>> Begin

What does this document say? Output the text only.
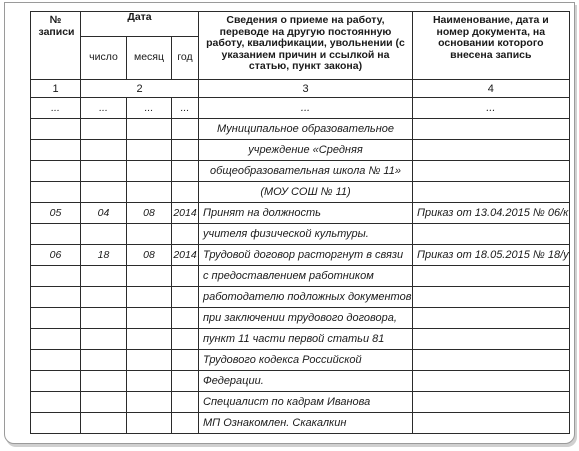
№ записи	Дата			Сведения о приеме на работу, переводе на другую постоянную работу, квалификации, увольнении (с указанием причин и ссылкой на статью, пункт закона)	Наименование, дата и номер документа, на основании которого внесена запись
	число	месяц	год		
1	2			3	4
...	...	...	...	...	...
				Муниципальное образовательное	
				учреждение «Средняя	
				общеобразовательная школа № 11»	
				(МОУ СОШ № 11)	
05	04	08	2014	Принят на должность	Приказ от 13.04.2015 № 06/к
				учителя физической культуры.	
06	18	08	2014	Трудовой договор расторгнут в связи	Приказ от 18.05.2015 № 18/у
				с предоставлением работником	
				работодателю подложных документов	
				при заключении трудового договора,	
				пункт 11 части первой статьи 81	
				Трудового кодекса Российской	
				Федерации.	
				Специалист по кадрам Иванова	
				МП Ознакомлен. Скакалкин	
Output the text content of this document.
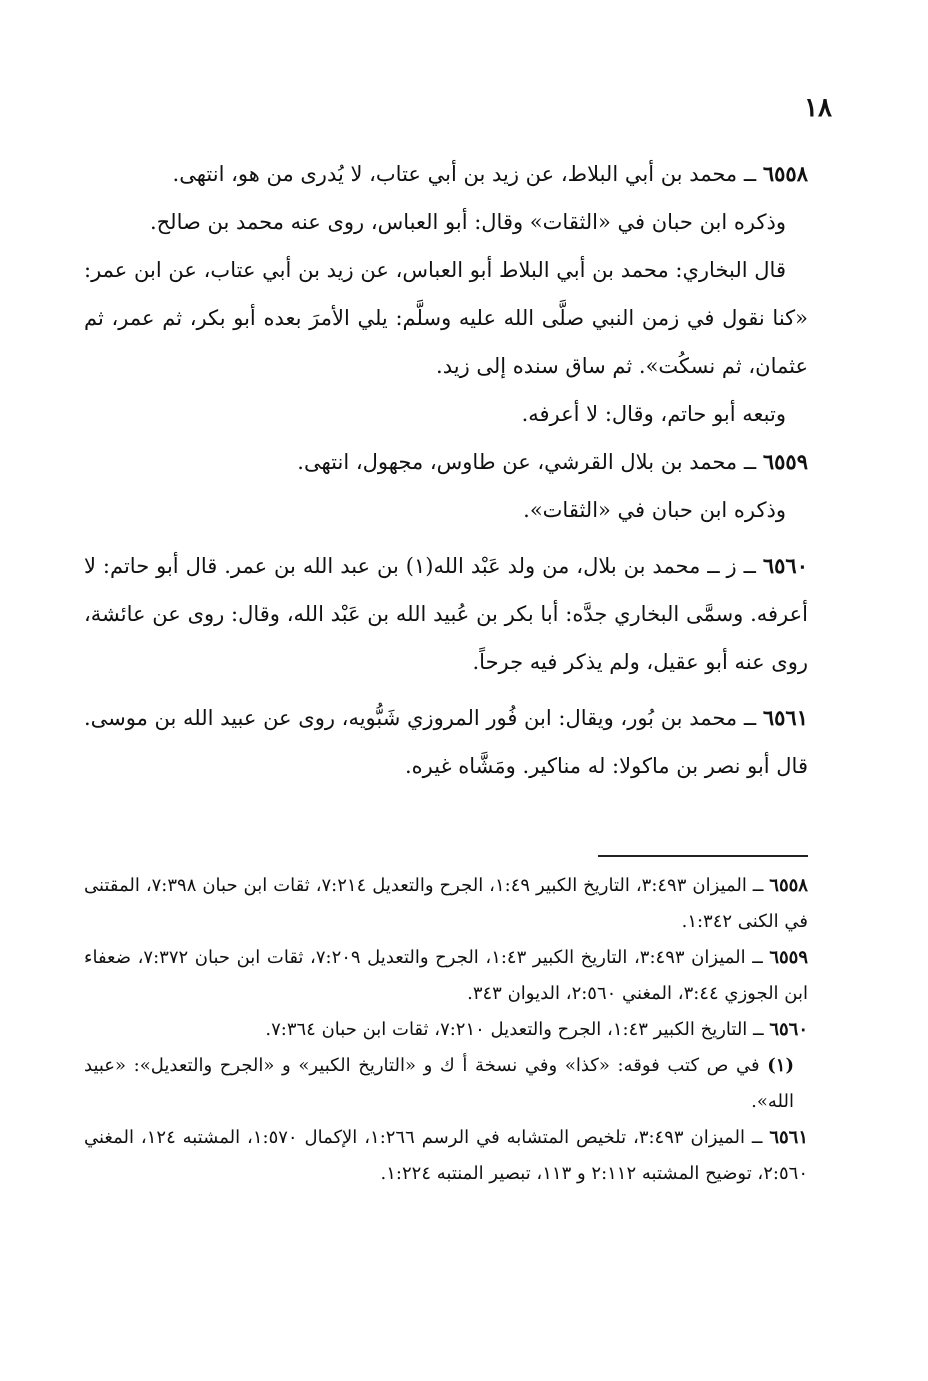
١٨

٦٥٥٨ ــ محمد بن أبي البلاط، عن زيد بن أبي عتاب، لا يُدرى من هو، انتهى.

وذكره ابن حبان في «الثقات» وقال: أبو العباس، روى عنه محمد بن صالح.

قال البخاري: محمد بن أبي البلاط أبو العباس، عن زيد بن أبي عتاب، عن ابن عمر: «كنا نقول في زمن النبي صلَّى الله عليه وسلَّم: يلي الأمرَ بعده أبو بكر، ثم عمر، ثم عثمان، ثم نسكُت». ثم ساق سنده إلى زيد.

وتبعه أبو حاتم، وقال: لا أعرفه.

٦٥٥٩ ــ محمد بن بلال القرشي، عن طاوس، مجهول، انتهى.

وذكره ابن حبان في «الثقات».

٦٥٦٠ ــ ز ــ محمد بن بلال، من ولد عَبْد الله(١) بن عبد الله بن عمر. قال أبو حاتم: لا أعرفه. وسمَّى البخاري جدَّه: أبا بكر بن عُبيد الله بن عَبْد الله، وقال: روى عن عائشة، روى عنه أبو عقيل، ولم يذكر فيه جرحاً.

٦٥٦١ ــ محمد بن بُور، ويقال: ابن فُور المروزي شَبُّويه، روى عن عبيد الله بن موسى. قال أبو نصر بن ماكولا: له مناكير. ومَشَّاه غيره.

٦٥٥٨ ــ الميزان ٣:٤٩٣، التاريخ الكبير ١:٤٩، الجرح والتعديل ٧:٢١٤، ثقات ابن حبان ٧:٣٩٨، المقتنى في الكنى ١:٣٤٢.

٦٥٥٩ ــ الميزان ٣:٤٩٣، التاريخ الكبير ١:٤٣، الجرح والتعديل ٧:٢٠٩، ثقات ابن حبان ٧:٣٧٢، ضعفاء ابن الجوزي ٣:٤٤، المغني ٢:٥٦٠، الديوان ٣٤٣.

٦٥٦٠ ــ التاريخ الكبير ١:٤٣، الجرح والتعديل ٧:٢١٠، ثقات ابن حبان ٧:٣٦٤.

(١) في ص كتب فوقه: «كذا» وفي نسخة أ ك و «التاريخ الكبير» و «الجرح والتعديل»: «عبيد الله».

٦٥٦١ ــ الميزان ٣:٤٩٣، تلخيص المتشابه في الرسم ١:٢٦٦، الإكمال ١:٥٧٠، المشتبه ١٢٤، المغني ٢:٥٦٠، توضيح المشتبه ٢:١١٢ و ١١٣، تبصير المنتبه ١:٢٢٤.
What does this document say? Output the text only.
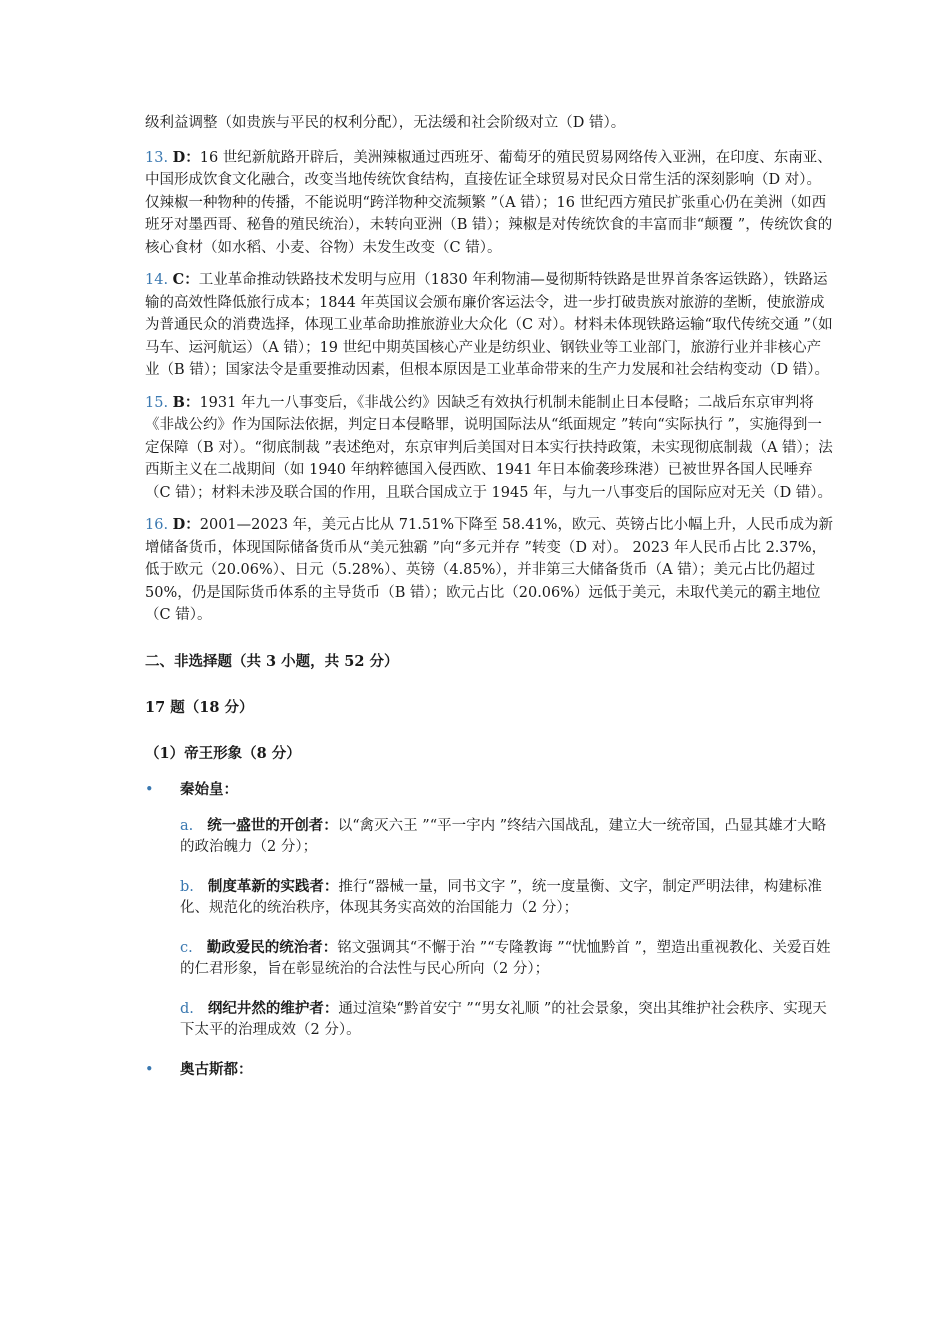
级利益调整（如贵族与平民的权利分配），无法缓和社会阶级对立（D 错）。

13. D：16 世纪新航路开辟后，美洲辣椒通过西班牙、葡萄牙的殖民贸易网络传入亚洲，在印度、东南亚、中国形成饮食文化融合，改变当地传统饮食结构，直接佐证全球贸易对民众日常生活的深刻影响（D 对）。仅辣椒一种物种的传播，不能说明“跨洋物种交流频繁 ”（A 错）；16 世纪西方殖民扩张重心仍在美洲（如西班牙对墨西哥、秘鲁的殖民统治），未转向亚洲（B 错）；辣椒是对传统饮食的丰富而非“颠覆 ”，传统饮食的核心食材（如水稻、小麦、谷物）未发生改变（C 错）。

14. C：工业革命推动铁路技术发明与应用（1830 年利物浦—曼彻斯特铁路是世界首条客运铁路），铁路运输的高效性降低旅行成本；1844 年英国议会颁布廉价客运法令，进一步打破贵族对旅游的垄断，使旅游成为普通民众的消费选择，体现工业革命助推旅游业大众化（C 对）。材料未体现铁路运输“取代传统交通 ”（如马车、运河航运）（A 错）；19 世纪中期英国核心产业是纺织业、钢铁业等工业部门，旅游行业并非核心产业（B 错）；国家法令是重要推动因素，但根本原因是工业革命带来的生产力发展和社会结构变动（D 错）。

15. B：1931 年九一八事变后，《非战公约》因缺乏有效执行机制未能制止日本侵略；二战后东京审判将《非战公约》作为国际法依据，判定日本侵略罪，说明国际法从“纸面规定 ”转向“实际执行 ”，实施得到一定保障（B 对）。“彻底制裁 ”表述绝对，东京审判后美国对日本实行扶持政策，未实现彻底制裁（A 错）；法西斯主义在二战期间（如 1940 年纳粹德国入侵西欧、1941 年日本偷袭珍珠港）已被世界各国人民唾弃（C 错）；材料未涉及联合国的作用，且联合国成立于 1945 年，与九一八事变后的国际应对无关（D 错）。

16. D：2001—2023 年，美元占比从 71.51%下降至 58.41%，欧元、英镑占比小幅上升，人民币成为新增储备货币，体现国际储备货币从“美元独霸 ”向“多元并存 ”转变（D 对）。 2023 年人民币占比 2.37%，低于欧元（20.06%）、日元（5.28%）、英镑（4.85%），并非第三大储备货币（A 错）；美元占比仍超过 50%，仍是国际货币体系的主导货币（B 错）；欧元占比（20.06%）远低于美元，未取代美元的霸主地位（C 错）。

二、非选择题（共 3 小题，共 52 分）
17 题（18 分）
（1）帝王形象（8 分）
• 秦始皇：
a. 统一盛世的开创者：以“禽灭六王 ”“平一宇内 ”终结六国战乱，建立大一统帝国，凸显其雄才大略的政治魄力（2 分）；
b. 制度革新的实践者：推行“器械一量，同书文字 ”，统一度量衡、文字，制定严明法律，构建标准化、规范化的统治秩序，体现其务实高效的治国能力（2 分）；
c. 勤政爱民的统治者：铭文强调其“不懈于治 ”“专隆教诲 ”“忧恤黔首 ”，塑造出重视教化、关爱百姓的仁君形象，旨在彰显统治的合法性与民心所向（2 分）；
d. 纲纪井然的维护者：通过渲染“黔首安宁 ”“男女礼顺 ”的社会景象，突出其维护社会秩序、实现天下太平的治理成效（2 分）。
• 奥古斯都：
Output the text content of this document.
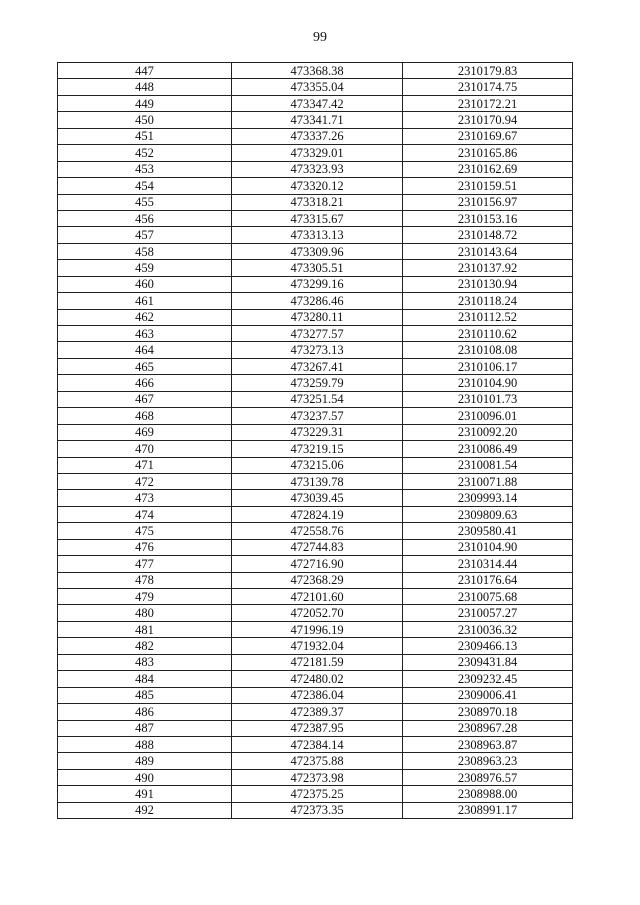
99
447	473368.38	2310179.83
448	473355.04	2310174.75
449	473347.42	2310172.21
450	473341.71	2310170.94
451	473337.26	2310169.67
452	473329.01	2310165.86
453	473323.93	2310162.69
454	473320.12	2310159.51
455	473318.21	2310156.97
456	473315.67	2310153.16
457	473313.13	2310148.72
458	473309.96	2310143.64
459	473305.51	2310137.92
460	473299.16	2310130.94
461	473286.46	2310118.24
462	473280.11	2310112.52
463	473277.57	2310110.62
464	473273.13	2310108.08
465	473267.41	2310106.17
466	473259.79	2310104.90
467	473251.54	2310101.73
468	473237.57	2310096.01
469	473229.31	2310092.20
470	473219.15	2310086.49
471	473215.06	2310081.54
472	473139.78	2310071.88
473	473039.45	2309993.14
474	472824.19	2309809.63
475	472558.76	2309580.41
476	472744.83	2310104.90
477	472716.90	2310314.44
478	472368.29	2310176.64
479	472101.60	2310075.68
480	472052.70	2310057.27
481	471996.19	2310036.32
482	471932.04	2309466.13
483	472181.59	2309431.84
484	472480.02	2309232.45
485	472386.04	2309006.41
486	472389.37	2308970.18
487	472387.95	2308967.28
488	472384.14	2308963.87
489	472375.88	2308963.23
490	472373.98	2308976.57
491	472375.25	2308988.00
492	472373.35	2308991.17
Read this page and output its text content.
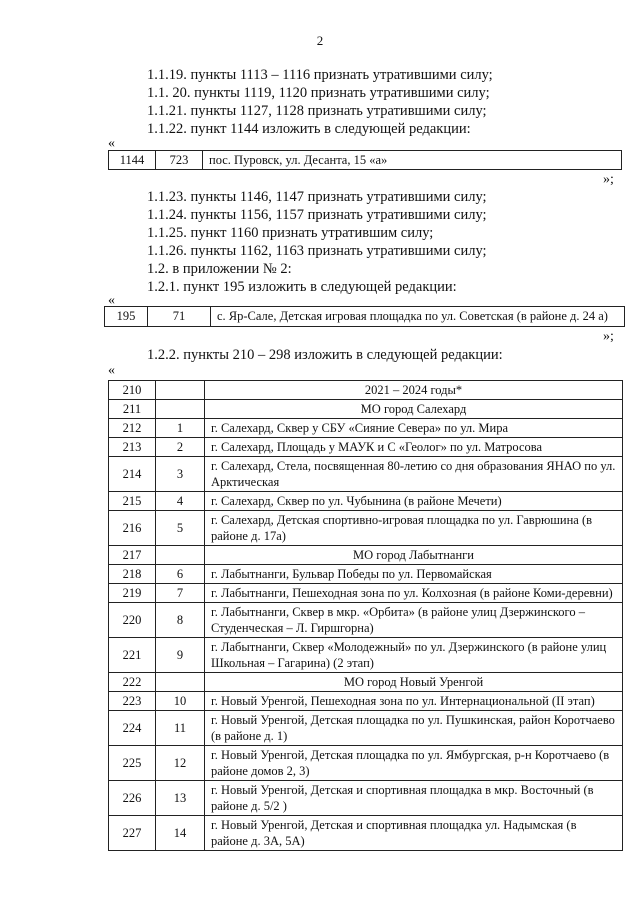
2
1.1.19. пункты 1113 – 1116 признать утратившими силу;
1.1. 20. пункты 1119, 1120 признать утратившими силу;
1.1.21. пункты 1127, 1128 признать утратившими силу;
1.1.22. пункт 1144 изложить в следующей редакции:
«
1144	723	пос. Пуровск, ул. Десанта, 15 «а»
»;
1.1.23. пункты 1146, 1147 признать утратившими силу;
1.1.24. пункты 1156, 1157 признать утратившими силу;
1.1.25. пункт 1160 признать утратившим силу;
1.1.26. пункты 1162, 1163 признать утратившими силу;
1.2. в приложении № 2:
1.2.1. пункт 195 изложить в следующей редакции:
«
195	71	с. Яр-Сале, Детская игровая площадка по ул. Советская (в районе д. 24 а)
»;
1.2.2. пункты 210 – 298 изложить в следующей редакции:
«
210		2021 – 2024 годы*
211		МО город Салехард
212	1	г. Салехард, Сквер у СБУ «Сияние Севера» по ул. Мира
213	2	г. Салехард, Площадь у МАУК и С «Геолог» по ул. Матросова
214	3	г. Салехард, Стела, посвященная 80-летию со дня образования ЯНАО по ул. Арктическая
215	4	г. Салехард, Сквер по ул. Чубынина (в районе Мечети)
216	5	г. Салехард, Детская спортивно-игровая площадка по ул. Гаврюшина (в районе д. 17а)
217		МО город Лабытнанги
218	6	г. Лабытнанги, Бульвар Победы по ул. Первомайская
219	7	г. Лабытнанги, Пешеходная зона по ул. Колхозная (в районе Коми-деревни)
220	8	г. Лабытнанги, Сквер в мкр. «Орбита» (в районе улиц Дзержинского – Студенческая – Л. Гиршгорна)
221	9	г. Лабытнанги, Сквер «Молодежный» по ул. Дзержинского (в районе улиц Школьная – Гагарина) (2 этап)
222		МО город Новый Уренгой
223	10	г. Новый Уренгой, Пешеходная зона по ул. Интернациональной (II этап)
224	11	г. Новый Уренгой, Детская площадка по ул. Пушкинская, район Коротчаево (в районе д. 1)
225	12	г. Новый Уренгой, Детская площадка по ул. Ямбургская, р-н Коротчаево (в районе домов 2, 3)
226	13	г. Новый Уренгой, Детская и спортивная площадка в мкр. Восточный (в районе д. 5/2 )
227	14	г. Новый Уренгой, Детская и спортивная площадка ул. Надымская (в районе д. 3А, 5А)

>> End

GIVEN EXERCISE
Keep only those lines of the records that hold "игровая", and return them.

FINAL ANSWER
195	71	с. Яр-Сале, Детская игровая площадка по ул. Советская (в районе д. 24 а)
216	5	г. Салехард, Детская спортивно-игровая площадка по ул. Гаврюшина (в районе д. 17а)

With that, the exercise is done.